:: Page extract
London Underground annual entry and exit
- 2020: ▼1.28 million
- 2021: ▼0.84 million
- 2022: ▲1.39 million
- 2023: ▲1.56 million
- 2024: ▲1.67 million

Railway companies
- Original company: District Railway

Key dates
- 28 June 1903: Station opened
- 4 July 1932: District line service replaced by Piccadilly line

Listed status
- Listing grade: II* (since 20 July 2011)
- Entry number: 1294594
- Added to list: 19 February 1971; 55 years ago

Other information
- External links: TfL station info page;
- Coordinates: 51°33′03″N 0°18′56″W﻿ / ﻿51.55083°N 0.31556°W

= Sudbury Town tube station =

London Underground station

Sudbury Town (/ˈsʌdbəri/) is a London Underground station. It is located on the border between the London Boroughs of Brent and Ealing, with its main entrance on Station Approach in Sudbury. The station is on the Uxbridge branch of the Piccadilly line, between Sudbury Hill and Alperton stations. The forecourt of the station is known as Station Crescent. The station serves Sudbury, which forms the western part of Wembley. It is in London fare zone 4.
::::
:: Data extracts
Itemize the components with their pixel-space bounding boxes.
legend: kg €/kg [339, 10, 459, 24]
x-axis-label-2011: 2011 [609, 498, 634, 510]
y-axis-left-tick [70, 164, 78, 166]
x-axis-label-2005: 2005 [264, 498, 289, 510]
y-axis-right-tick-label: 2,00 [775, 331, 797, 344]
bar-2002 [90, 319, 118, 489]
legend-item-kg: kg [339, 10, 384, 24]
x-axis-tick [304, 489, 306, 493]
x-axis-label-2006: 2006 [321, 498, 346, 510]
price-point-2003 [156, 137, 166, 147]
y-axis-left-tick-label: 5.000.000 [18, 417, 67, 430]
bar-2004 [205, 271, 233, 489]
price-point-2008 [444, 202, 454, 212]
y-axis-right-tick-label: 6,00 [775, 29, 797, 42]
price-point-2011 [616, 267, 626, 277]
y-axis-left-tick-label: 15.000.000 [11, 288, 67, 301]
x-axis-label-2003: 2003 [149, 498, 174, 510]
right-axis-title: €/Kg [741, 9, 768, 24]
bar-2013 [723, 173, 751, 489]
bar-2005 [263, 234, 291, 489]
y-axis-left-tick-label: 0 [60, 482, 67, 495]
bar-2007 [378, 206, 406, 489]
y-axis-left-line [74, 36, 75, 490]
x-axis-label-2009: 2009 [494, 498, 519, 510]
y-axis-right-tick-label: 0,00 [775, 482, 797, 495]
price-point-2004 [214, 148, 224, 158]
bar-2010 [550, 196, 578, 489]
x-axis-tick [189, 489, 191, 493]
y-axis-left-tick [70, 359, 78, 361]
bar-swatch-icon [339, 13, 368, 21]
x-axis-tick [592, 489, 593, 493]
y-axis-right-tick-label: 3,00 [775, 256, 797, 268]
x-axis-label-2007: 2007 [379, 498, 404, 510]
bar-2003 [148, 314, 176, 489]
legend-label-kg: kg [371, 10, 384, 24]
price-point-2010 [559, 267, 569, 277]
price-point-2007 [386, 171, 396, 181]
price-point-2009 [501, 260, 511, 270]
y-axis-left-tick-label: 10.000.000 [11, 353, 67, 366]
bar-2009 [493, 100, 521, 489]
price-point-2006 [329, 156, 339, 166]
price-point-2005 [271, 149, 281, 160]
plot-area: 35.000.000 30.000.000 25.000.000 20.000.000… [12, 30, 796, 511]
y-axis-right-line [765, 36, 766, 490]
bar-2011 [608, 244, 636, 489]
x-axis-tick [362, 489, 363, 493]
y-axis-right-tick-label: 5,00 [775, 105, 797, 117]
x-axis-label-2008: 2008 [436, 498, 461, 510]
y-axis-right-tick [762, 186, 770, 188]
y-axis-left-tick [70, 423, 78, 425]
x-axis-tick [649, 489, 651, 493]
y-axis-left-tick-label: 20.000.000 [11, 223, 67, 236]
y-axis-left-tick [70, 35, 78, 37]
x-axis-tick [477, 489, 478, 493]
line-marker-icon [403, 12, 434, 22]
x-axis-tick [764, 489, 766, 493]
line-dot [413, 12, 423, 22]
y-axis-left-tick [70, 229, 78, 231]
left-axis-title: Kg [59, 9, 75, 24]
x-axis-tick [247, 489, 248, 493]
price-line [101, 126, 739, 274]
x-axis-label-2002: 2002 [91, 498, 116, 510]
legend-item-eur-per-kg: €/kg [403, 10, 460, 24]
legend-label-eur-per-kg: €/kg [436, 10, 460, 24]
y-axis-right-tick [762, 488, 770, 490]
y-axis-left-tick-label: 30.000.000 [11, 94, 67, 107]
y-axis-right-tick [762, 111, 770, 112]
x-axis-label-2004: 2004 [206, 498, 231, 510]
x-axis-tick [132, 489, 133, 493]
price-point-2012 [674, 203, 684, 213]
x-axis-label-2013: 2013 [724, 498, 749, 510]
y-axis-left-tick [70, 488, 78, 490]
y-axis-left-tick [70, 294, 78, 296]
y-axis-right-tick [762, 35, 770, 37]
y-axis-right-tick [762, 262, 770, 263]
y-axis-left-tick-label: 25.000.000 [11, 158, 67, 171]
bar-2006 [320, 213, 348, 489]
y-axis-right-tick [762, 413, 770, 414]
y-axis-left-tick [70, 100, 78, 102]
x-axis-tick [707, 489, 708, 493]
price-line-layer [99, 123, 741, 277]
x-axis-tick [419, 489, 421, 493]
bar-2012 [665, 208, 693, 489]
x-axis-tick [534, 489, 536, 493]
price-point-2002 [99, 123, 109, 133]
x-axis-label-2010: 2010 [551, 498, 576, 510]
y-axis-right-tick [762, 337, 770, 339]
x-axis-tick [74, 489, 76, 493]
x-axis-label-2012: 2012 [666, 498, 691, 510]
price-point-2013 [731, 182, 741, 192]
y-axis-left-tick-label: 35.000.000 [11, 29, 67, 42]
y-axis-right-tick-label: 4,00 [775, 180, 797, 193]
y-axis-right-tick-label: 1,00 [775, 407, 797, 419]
::::
_Tasks for this exercise_
1 – According to the Sudbury Town station text, which two stations does Sudbury Town sit between on the Uxbridge branch of the Piccadilly line?
2 – Extend the Sudbury Town station text by writing its next paragraph, picking up after the sentence about fare zone 4.

_Answer section_
1 – Sudbury Hill and Alperton.

2 –
Sudbury & Harrow Road National Rail station is located around 350 metres to the north, while Wembley Central station is around 1 km to the east.

==History==
Sudbury Town station was opened on 28 June 1903 by the District Railway (DR, now the District line) on its new extension to South Harrow from Park Royal & Twyford Abbey.

This new extension was, together with the existing tracks back to Acton Town, the first section of the Underground's surface lines to be electrified and operate electric instead of steam trains. The Deep level tube lines open at that time (City & South London Railway, Waterloo & City Railway and Central London Railway) had been electrically powered from the start.

The original station building was demolished in 1930 and 1931 and replaced by a new station in preparation for the handover of the branch from the District line to the Piccadilly line. The new station was designed by Charles Holden in a modern European style using brick, reinforced concrete and glass. Like the stations at Sudbury Hill to the north and Alperton to the south as well as others that Holden designed elsewhere for the east and west Piccadilly line extensions such as Acton Town and Oakwood, Sudbury Town station features a tall block-like ticket hall rising above a low horizontal structure that contains station facilities and shops. The brick walls of the ticket hall are punctuated with panels of clerestory windows and the structure is capped with a flat concrete slab roof. Sudbury Town station is a Grade II* listed building. Some of the original station signage uses the Johnston Delf Smith typeface, a wedge-serif variation of the standard London Underground Johnston typeface.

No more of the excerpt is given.